> _THE PROBLEM_: Reproduce the records below exactly, leaving out any pictures.

> _EXERCISE MATERIALS_:

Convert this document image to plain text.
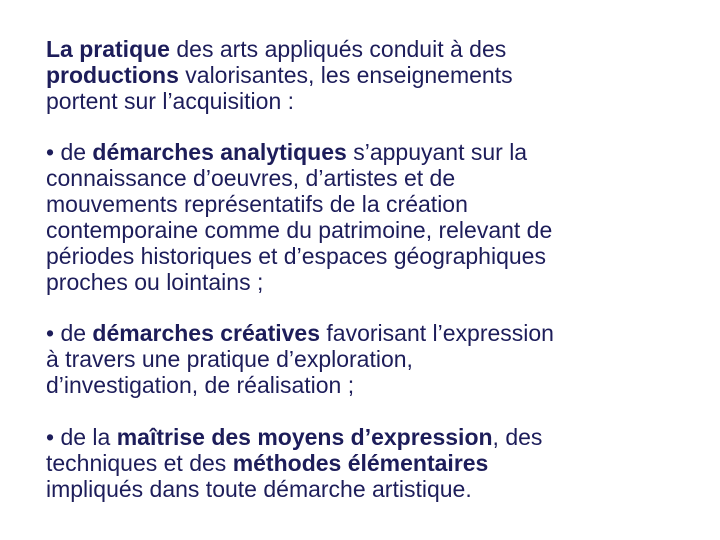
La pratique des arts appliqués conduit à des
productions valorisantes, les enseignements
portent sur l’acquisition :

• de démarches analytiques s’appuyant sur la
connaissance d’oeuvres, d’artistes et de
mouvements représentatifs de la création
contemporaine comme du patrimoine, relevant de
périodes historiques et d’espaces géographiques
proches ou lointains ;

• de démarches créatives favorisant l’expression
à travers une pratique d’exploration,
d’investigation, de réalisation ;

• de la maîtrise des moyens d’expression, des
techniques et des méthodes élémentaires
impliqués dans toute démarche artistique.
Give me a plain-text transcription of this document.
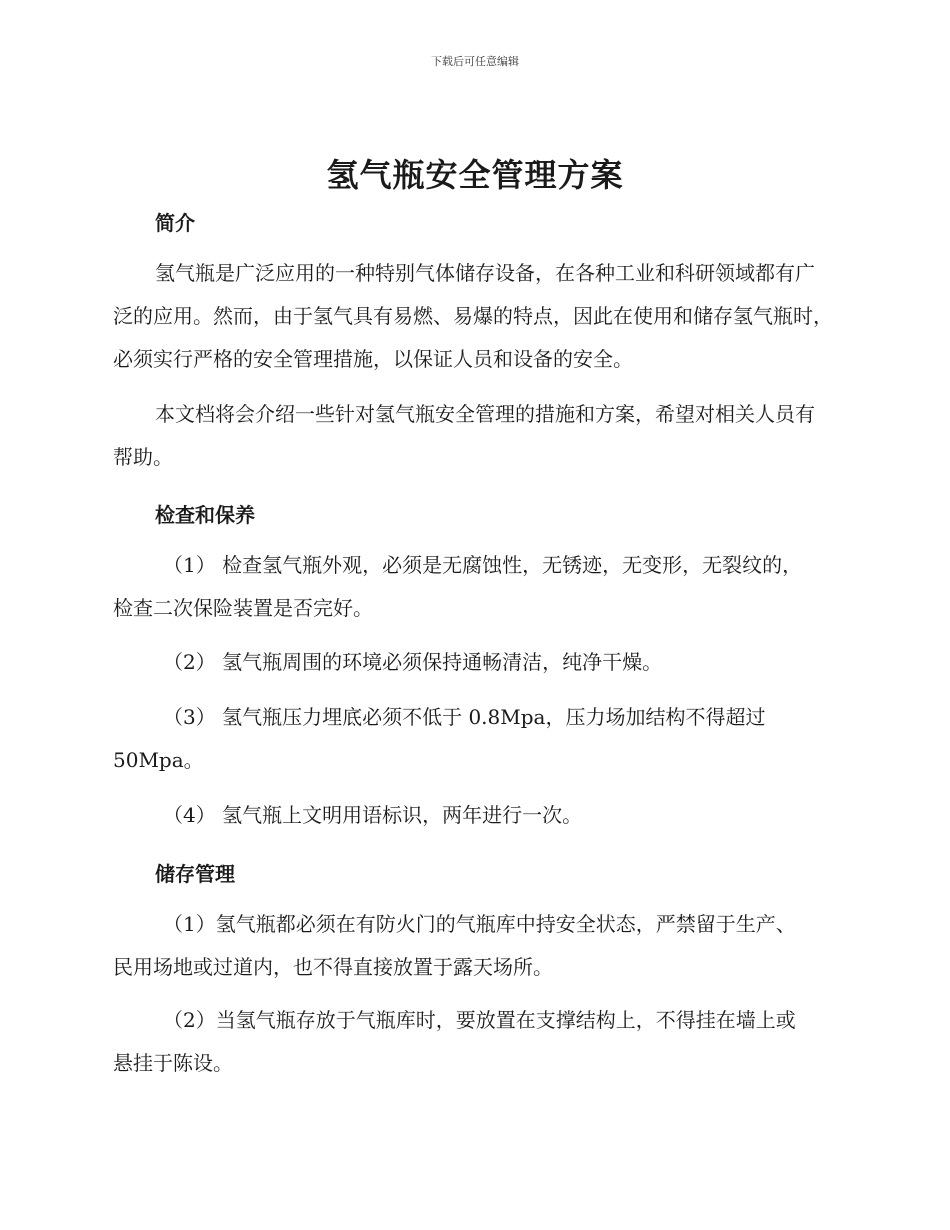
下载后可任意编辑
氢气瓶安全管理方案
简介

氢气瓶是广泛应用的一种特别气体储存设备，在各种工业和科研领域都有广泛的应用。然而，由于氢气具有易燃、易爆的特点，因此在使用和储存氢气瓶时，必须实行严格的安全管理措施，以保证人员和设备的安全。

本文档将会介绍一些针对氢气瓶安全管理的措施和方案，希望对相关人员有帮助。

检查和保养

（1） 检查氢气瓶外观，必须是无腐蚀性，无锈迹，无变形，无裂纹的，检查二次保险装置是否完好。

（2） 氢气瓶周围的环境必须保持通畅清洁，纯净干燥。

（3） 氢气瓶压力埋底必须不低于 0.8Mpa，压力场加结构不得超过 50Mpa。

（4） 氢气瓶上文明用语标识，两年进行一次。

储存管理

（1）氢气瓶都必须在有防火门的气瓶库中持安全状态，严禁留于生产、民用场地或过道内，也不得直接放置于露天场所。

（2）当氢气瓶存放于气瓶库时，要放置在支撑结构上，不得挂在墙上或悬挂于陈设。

> _EXERCISE RESULT_:
Convert this document image to plain text.
La pratique des arts appliqués conduit à des
productions valorisantes, les enseignements
portent sur l’acquisition :

• de démarches analytiques s’appuyant sur la
connaissance d’oeuvres, d’artistes et de
mouvements représentatifs de la création
contemporaine comme du patrimoine, relevant de
périodes historiques et d’espaces géographiques
proches ou lointains ;

• de démarches créatives favorisant l’expression
à travers une pratique d’exploration,
d’investigation, de réalisation ;

• de la maîtrise des moyens d’expression, des
techniques et des méthodes élémentaires
impliqués dans toute démarche artistique.
Give me a plain-text transcription of this document.
下载后可任意编辑
氢气瓶安全管理方案
简介

氢气瓶是广泛应用的一种特别气体储存设备，在各种工业和科研领域都有广泛的应用。然而，由于氢气具有易燃、易爆的特点，因此在使用和储存氢气瓶时，必须实行严格的安全管理措施，以保证人员和设备的安全。

本文档将会介绍一些针对氢气瓶安全管理的措施和方案，希望对相关人员有帮助。

检查和保养

（1） 检查氢气瓶外观，必须是无腐蚀性，无锈迹，无变形，无裂纹的，检查二次保险装置是否完好。

（2） 氢气瓶周围的环境必须保持通畅清洁，纯净干燥。

（3） 氢气瓶压力埋底必须不低于 0.8Mpa，压力场加结构不得超过 50Mpa。

（4） 氢气瓶上文明用语标识，两年进行一次。

储存管理

（1）氢气瓶都必须在有防火门的气瓶库中持安全状态，严禁留于生产、民用场地或过道内，也不得直接放置于露天场所。

（2）当氢气瓶存放于气瓶库时，要放置在支撑结构上，不得挂在墙上或悬挂于陈设。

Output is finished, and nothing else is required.